**PROVIDED DATA:**
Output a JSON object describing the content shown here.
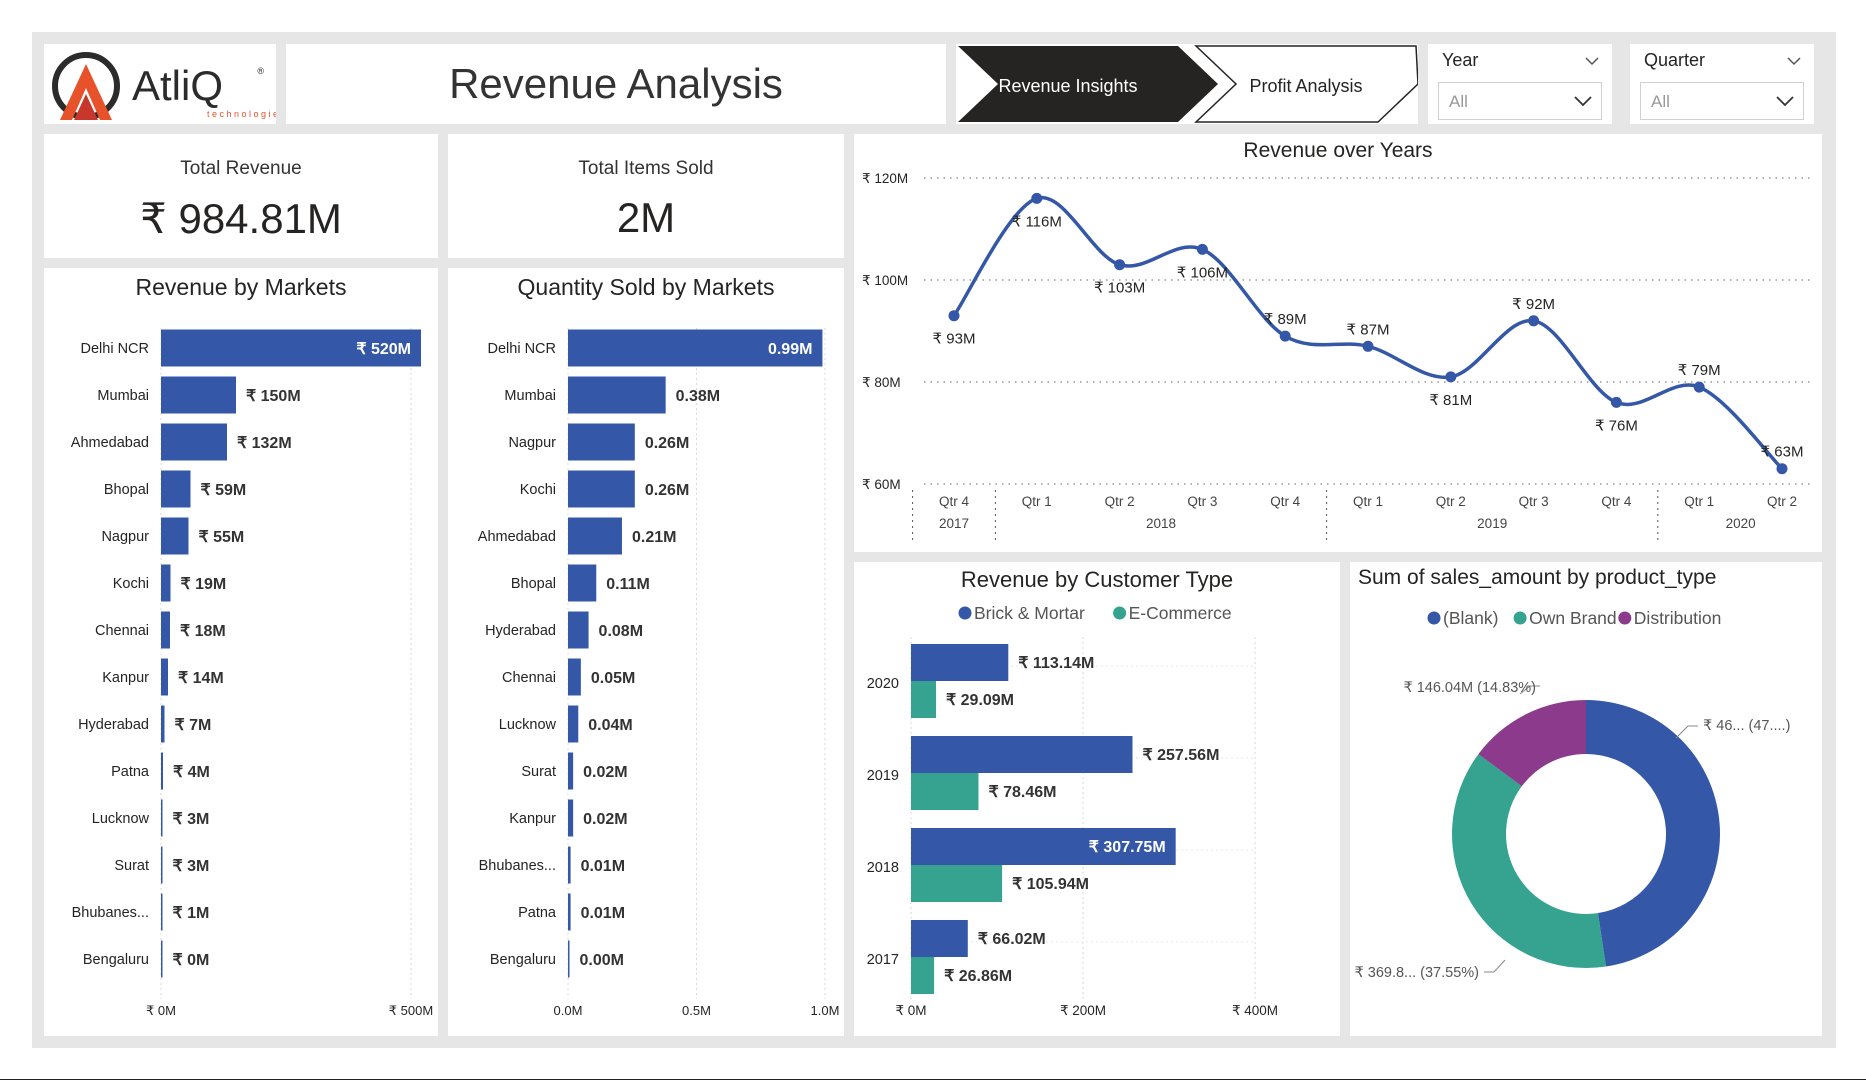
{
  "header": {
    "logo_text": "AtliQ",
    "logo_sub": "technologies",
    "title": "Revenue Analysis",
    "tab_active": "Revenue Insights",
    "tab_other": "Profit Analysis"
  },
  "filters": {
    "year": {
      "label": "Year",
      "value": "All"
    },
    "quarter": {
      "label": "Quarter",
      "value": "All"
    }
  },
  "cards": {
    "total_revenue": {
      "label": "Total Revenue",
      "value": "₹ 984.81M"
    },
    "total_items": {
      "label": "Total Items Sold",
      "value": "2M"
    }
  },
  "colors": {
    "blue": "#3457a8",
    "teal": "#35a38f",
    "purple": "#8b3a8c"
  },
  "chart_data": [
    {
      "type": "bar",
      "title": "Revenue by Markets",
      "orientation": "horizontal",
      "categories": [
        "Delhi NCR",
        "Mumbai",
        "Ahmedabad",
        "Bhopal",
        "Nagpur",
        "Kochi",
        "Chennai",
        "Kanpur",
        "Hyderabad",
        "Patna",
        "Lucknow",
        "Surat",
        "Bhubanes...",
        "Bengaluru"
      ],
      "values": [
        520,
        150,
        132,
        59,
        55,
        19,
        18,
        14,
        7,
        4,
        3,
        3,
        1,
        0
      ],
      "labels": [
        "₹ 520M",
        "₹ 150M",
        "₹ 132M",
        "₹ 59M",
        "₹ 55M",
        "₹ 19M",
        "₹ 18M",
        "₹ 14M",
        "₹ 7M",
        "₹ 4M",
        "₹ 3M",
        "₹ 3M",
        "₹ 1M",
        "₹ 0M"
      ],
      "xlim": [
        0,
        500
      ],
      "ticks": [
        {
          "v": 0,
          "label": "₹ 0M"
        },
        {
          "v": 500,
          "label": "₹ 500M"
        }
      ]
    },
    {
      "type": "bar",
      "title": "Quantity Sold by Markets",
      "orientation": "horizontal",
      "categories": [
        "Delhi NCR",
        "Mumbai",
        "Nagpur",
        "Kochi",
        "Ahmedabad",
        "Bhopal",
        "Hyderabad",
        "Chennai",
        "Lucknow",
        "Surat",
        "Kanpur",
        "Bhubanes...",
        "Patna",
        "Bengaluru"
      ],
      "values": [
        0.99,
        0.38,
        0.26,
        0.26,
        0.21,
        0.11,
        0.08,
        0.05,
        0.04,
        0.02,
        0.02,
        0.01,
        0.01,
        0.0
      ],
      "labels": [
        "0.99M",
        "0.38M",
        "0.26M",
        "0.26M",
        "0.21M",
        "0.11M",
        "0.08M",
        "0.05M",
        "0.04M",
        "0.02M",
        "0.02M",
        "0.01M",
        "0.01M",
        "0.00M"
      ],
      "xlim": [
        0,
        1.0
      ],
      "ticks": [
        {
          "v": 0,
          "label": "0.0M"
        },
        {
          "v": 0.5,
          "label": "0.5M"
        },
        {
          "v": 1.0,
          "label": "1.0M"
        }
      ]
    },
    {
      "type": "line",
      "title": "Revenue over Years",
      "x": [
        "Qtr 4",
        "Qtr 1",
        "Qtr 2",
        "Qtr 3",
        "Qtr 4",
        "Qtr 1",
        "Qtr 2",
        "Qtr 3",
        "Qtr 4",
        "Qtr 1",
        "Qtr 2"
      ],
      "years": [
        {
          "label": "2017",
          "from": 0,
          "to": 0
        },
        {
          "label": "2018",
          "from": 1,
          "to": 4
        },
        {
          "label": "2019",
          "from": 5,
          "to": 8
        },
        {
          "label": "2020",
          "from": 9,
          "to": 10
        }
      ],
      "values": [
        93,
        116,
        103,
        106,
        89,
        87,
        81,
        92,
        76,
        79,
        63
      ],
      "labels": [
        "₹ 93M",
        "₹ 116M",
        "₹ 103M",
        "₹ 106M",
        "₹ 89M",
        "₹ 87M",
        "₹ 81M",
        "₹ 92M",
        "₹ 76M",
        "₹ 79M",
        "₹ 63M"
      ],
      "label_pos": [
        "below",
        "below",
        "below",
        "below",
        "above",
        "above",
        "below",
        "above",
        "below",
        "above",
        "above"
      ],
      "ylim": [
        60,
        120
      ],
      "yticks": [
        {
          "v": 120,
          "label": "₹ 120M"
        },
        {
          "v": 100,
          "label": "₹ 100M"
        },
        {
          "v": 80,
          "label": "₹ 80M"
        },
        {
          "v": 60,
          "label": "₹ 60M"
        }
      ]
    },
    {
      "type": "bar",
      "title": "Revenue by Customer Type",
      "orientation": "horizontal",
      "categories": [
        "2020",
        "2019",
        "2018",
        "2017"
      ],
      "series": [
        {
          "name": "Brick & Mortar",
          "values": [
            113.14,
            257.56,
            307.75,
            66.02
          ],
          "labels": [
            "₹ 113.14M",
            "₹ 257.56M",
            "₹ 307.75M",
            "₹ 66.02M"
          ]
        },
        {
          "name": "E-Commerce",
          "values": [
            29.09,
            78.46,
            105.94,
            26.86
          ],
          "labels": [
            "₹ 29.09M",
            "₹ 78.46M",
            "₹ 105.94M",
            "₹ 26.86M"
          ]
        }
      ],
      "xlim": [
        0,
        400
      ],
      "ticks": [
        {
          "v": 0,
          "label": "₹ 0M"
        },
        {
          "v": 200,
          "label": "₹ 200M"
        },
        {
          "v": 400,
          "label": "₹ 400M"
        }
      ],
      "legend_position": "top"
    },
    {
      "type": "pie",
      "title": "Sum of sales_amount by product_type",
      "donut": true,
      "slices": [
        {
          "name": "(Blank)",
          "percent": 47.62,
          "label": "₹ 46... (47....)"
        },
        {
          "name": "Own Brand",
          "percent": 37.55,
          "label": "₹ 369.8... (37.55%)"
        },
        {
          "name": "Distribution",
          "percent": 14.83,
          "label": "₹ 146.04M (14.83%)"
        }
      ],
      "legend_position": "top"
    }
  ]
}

**WHAT YOU NEED TO DO:** Print every entry above again without changing a word, and omit the pictures.

**REPLY:**
Output a JSON object describing the content shown here.
{
  "header": {
    "logo_text": "AtliQ",
    "logo_sub": "technologies",
    "title": "Revenue Analysis",
    "tab_active": "Revenue Insights",
    "tab_other": "Profit Analysis"
  },
  "filters": {
    "year": {
      "label": "Year",
      "value": "All"
    },
    "quarter": {
      "label": "Quarter",
      "value": "All"
    }
  },
  "cards": {
    "total_revenue": {
      "label": "Total Revenue",
      "value": "₹ 984.81M"
    },
    "total_items": {
      "label": "Total Items Sold",
      "value": "2M"
    }
  },
  "colors": {
    "blue": "#3457a8",
    "teal": "#35a38f",
    "purple": "#8b3a8c"
  },
  "chart_data": [
    {
      "type": "bar",
      "title": "Revenue by Markets",
      "orientation": "horizontal",
      "categories": [
        "Delhi NCR",
        "Mumbai",
        "Ahmedabad",
        "Bhopal",
        "Nagpur",
        "Kochi",
        "Chennai",
        "Kanpur",
        "Hyderabad",
        "Patna",
        "Lucknow",
        "Surat",
        "Bhubanes...",
        "Bengaluru"
      ],
      "values": [
        520,
        150,
        132,
        59,
        55,
        19,
        18,
        14,
        7,
        4,
        3,
        3,
        1,
        0
      ],
      "labels": [
        "₹ 520M",
        "₹ 150M",
        "₹ 132M",
        "₹ 59M",
        "₹ 55M",
        "₹ 19M",
        "₹ 18M",
        "₹ 14M",
        "₹ 7M",
        "₹ 4M",
        "₹ 3M",
        "₹ 3M",
        "₹ 1M",
        "₹ 0M"
      ],
      "xlim": [
        0,
        500
      ],
      "ticks": [
        {
          "v": 0,
          "label": "₹ 0M"
        },
        {
          "v": 500,
          "label": "₹ 500M"
        }
      ]
    },
    {
      "type": "bar",
      "title": "Quantity Sold by Markets",
      "orientation": "horizontal",
      "categories": [
        "Delhi NCR",
        "Mumbai",
        "Nagpur",
        "Kochi",
        "Ahmedabad",
        "Bhopal",
        "Hyderabad",
        "Chennai",
        "Lucknow",
        "Surat",
        "Kanpur",
        "Bhubanes...",
        "Patna",
        "Bengaluru"
      ],
      "values": [
        0.99,
        0.38,
        0.26,
        0.26,
        0.21,
        0.11,
        0.08,
        0.05,
        0.04,
        0.02,
        0.02,
        0.01,
        0.01,
        0.0
      ],
      "labels": [
        "0.99M",
        "0.38M",
        "0.26M",
        "0.26M",
        "0.21M",
        "0.11M",
        "0.08M",
        "0.05M",
        "0.04M",
        "0.02M",
        "0.02M",
        "0.01M",
        "0.01M",
        "0.00M"
      ],
      "xlim": [
        0,
        1.0
      ],
      "ticks": [
        {
          "v": 0,
          "label": "0.0M"
        },
        {
          "v": 0.5,
          "label": "0.5M"
        },
        {
          "v": 1.0,
          "label": "1.0M"
        }
      ]
    },
    {
      "type": "line",
      "title": "Revenue over Years",
      "x": [
        "Qtr 4",
        "Qtr 1",
        "Qtr 2",
        "Qtr 3",
        "Qtr 4",
        "Qtr 1",
        "Qtr 2",
        "Qtr 3",
        "Qtr 4",
        "Qtr 1",
        "Qtr 2"
      ],
      "years": [
        {
          "label": "2017",
          "from": 0,
          "to": 0
        },
        {
          "label": "2018",
          "from": 1,
          "to": 4
        },
        {
          "label": "2019",
          "from": 5,
          "to": 8
        },
        {
          "label": "2020",
          "from": 9,
          "to": 10
        }
      ],
      "values": [
        93,
        116,
        103,
        106,
        89,
        87,
        81,
        92,
        76,
        79,
        63
      ],
      "labels": [
        "₹ 93M",
        "₹ 116M",
        "₹ 103M",
        "₹ 106M",
        "₹ 89M",
        "₹ 87M",
        "₹ 81M",
        "₹ 92M",
        "₹ 76M",
        "₹ 79M",
        "₹ 63M"
      ],
      "label_pos": [
        "below",
        "below",
        "below",
        "below",
        "above",
        "above",
        "below",
        "above",
        "below",
        "above",
        "above"
      ],
      "ylim": [
        60,
        120
      ],
      "yticks": [
        {
          "v": 120,
          "label": "₹ 120M"
        },
        {
          "v": 100,
          "label": "₹ 100M"
        },
        {
          "v": 80,
          "label": "₹ 80M"
        },
        {
          "v": 60,
          "label": "₹ 60M"
        }
      ]
    },
    {
      "type": "bar",
      "title": "Revenue by Customer Type",
      "orientation": "horizontal",
      "categories": [
        "2020",
        "2019",
        "2018",
        "2017"
      ],
      "series": [
        {
          "name": "Brick & Mortar",
          "values": [
            113.14,
            257.56,
            307.75,
            66.02
          ],
          "labels": [
            "₹ 113.14M",
            "₹ 257.56M",
            "₹ 307.75M",
            "₹ 66.02M"
          ]
        },
        {
          "name": "E-Commerce",
          "values": [
            29.09,
            78.46,
            105.94,
            26.86
          ],
          "labels": [
            "₹ 29.09M",
            "₹ 78.46M",
            "₹ 105.94M",
            "₹ 26.86M"
          ]
        }
      ],
      "xlim": [
        0,
        400
      ],
      "ticks": [
        {
          "v": 0,
          "label": "₹ 0M"
        },
        {
          "v": 200,
          "label": "₹ 200M"
        },
        {
          "v": 400,
          "label": "₹ 400M"
        }
      ],
      "legend_position": "top"
    },
    {
      "type": "pie",
      "title": "Sum of sales_amount by product_type",
      "donut": true,
      "slices": [
        {
          "name": "(Blank)",
          "percent": 47.62,
          "label": "₹ 46... (47....)"
        },
        {
          "name": "Own Brand",
          "percent": 37.55,
          "label": "₹ 369.8... (37.55%)"
        },
        {
          "name": "Distribution",
          "percent": 14.83,
          "label": "₹ 146.04M (14.83%)"
        }
      ],
      "legend_position": "top"
    }
  ]
}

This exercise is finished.